Stated goal —
Single out each line with the word "الفروع" and copy it.

═══

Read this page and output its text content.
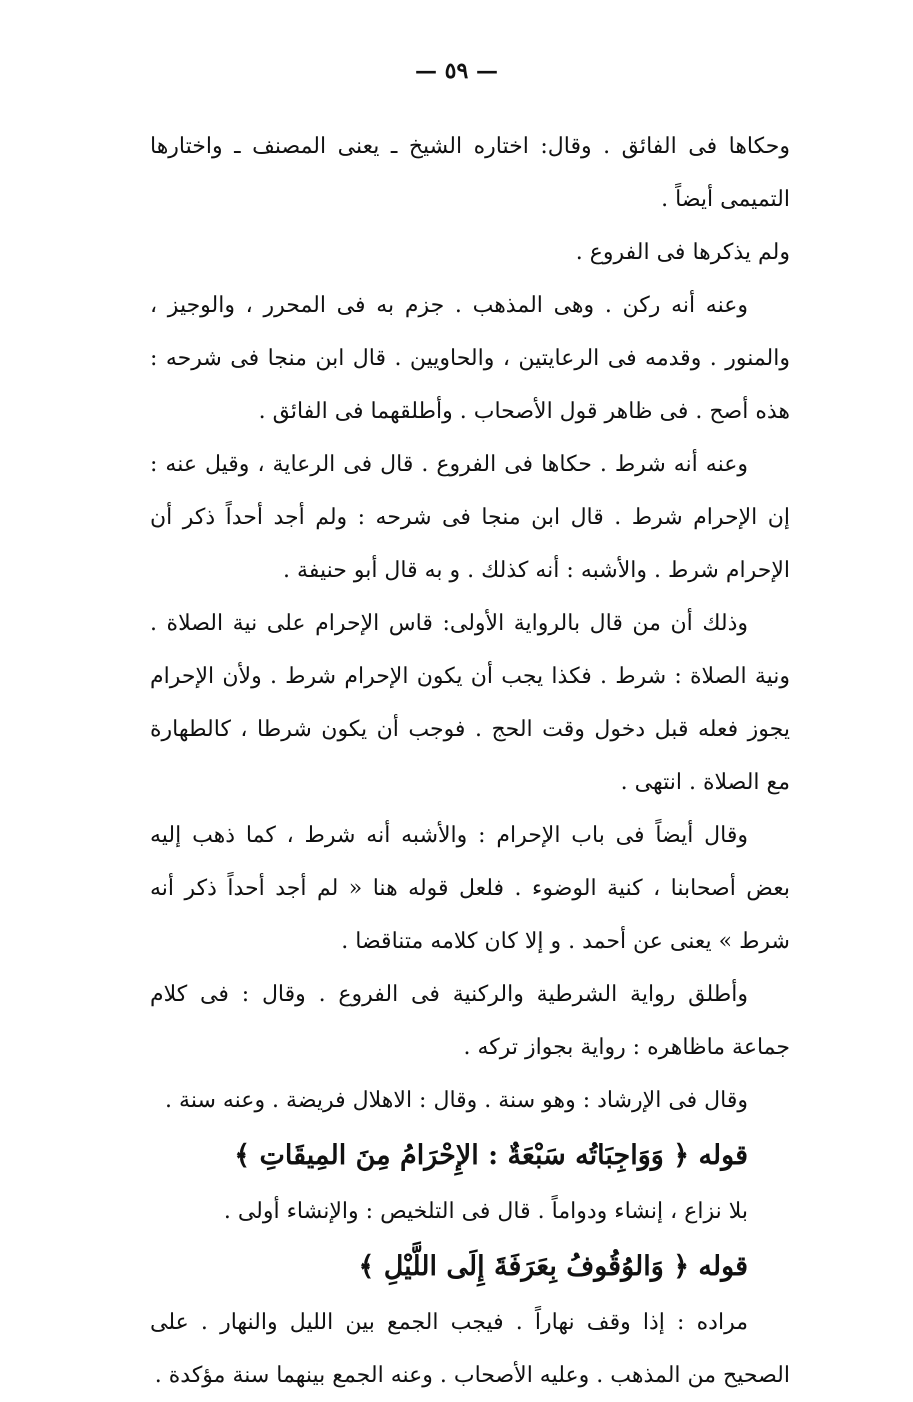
— ٥٩ —

وحكاها فى الفائق . وقال: اختاره الشيخ ـ يعنى المصنف ـ واختارها التميمى أيضاً .
ولم يذكرها فى الفروع .

وعنه أنه ركن . وهى المذهب . جزم به فى المحرر ، والوجيز ، والمنور . وقدمه فى الرعايتين ، والحاويين . قال ابن منجا فى شرحه : هذه أصح . فى ظاهر قول الأصحاب . وأطلقهما فى الفائق .

وعنه أنه شرط . حكاها فى الفروع . قال فى الرعاية ، وقيل عنه : إن الإحرام شرط . قال ابن منجا فى شرحه : ولم أجد أحداً ذكر أن الإحرام شرط . والأشبه : أنه كذلك . و به قال أبو حنيفة .

وذلك أن من قال بالرواية الأولى: قاس الإحرام على نية الصلاة . ونية الصلاة : شرط . فكذا يجب أن يكون الإحرام شرط . ولأن الإحرام يجوز فعله قبل دخول وقت الحج . فوجب أن يكون شرطا ، كالطهارة مع الصلاة . انتهى .

وقال أيضاً فى باب الإحرام : والأشبه أنه شرط ، كما ذهب إليه بعض أصحابنا ، كنية الوضوء . فلعل قوله هنا « لم أجد أحداً ذكر أنه شرط » يعنى عن أحمد . و إلا كان كلامه متناقضا .

وأطلق رواية الشرطية والركنية فى الفروع . وقال : فى كلام جماعة ماظاهره : رواية بجواز تركه .

وقال فى الإرشاد : وهو سنة . وقال : الاهلال فريضة . وعنه سنة .

قوله ﴿ وَوَاجِبَاتُه سَبْعَةٌ : الإِحْرَامُ مِنَ المِيقَاتِ ﴾

بلا نزاع ، إنشاء ودواماً . قال فى التلخيص : والإنشاء أولى .

قوله ﴿ وَالوُقُوفُ بِعَرَفَةَ إِلَى اللَّيْلِ ﴾

مراده : إذا وقف نهاراً . فيجب الجمع بين الليل والنهار . على الصحيح من المذهب . وعليه الأصحاب . وعنه الجمع بينهما سنة مؤكدة .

═══

The reply —
ولم يذكرها فى الفروع .
وعنه أنه شرط . حكاها فى الفروع . قال فى الرعاية ، وقيل عنه : إن الإحرام شرط . قال ابن منجا فى شرحه : ولم أجد أحداً ذكر أن الإحرام شرط . والأشبه : أنه كذلك . و به قال أبو حنيفة .
وأطلق رواية الشرطية والركنية فى الفروع . وقال : فى كلام جماعة ماظاهره : رواية بجواز تركه .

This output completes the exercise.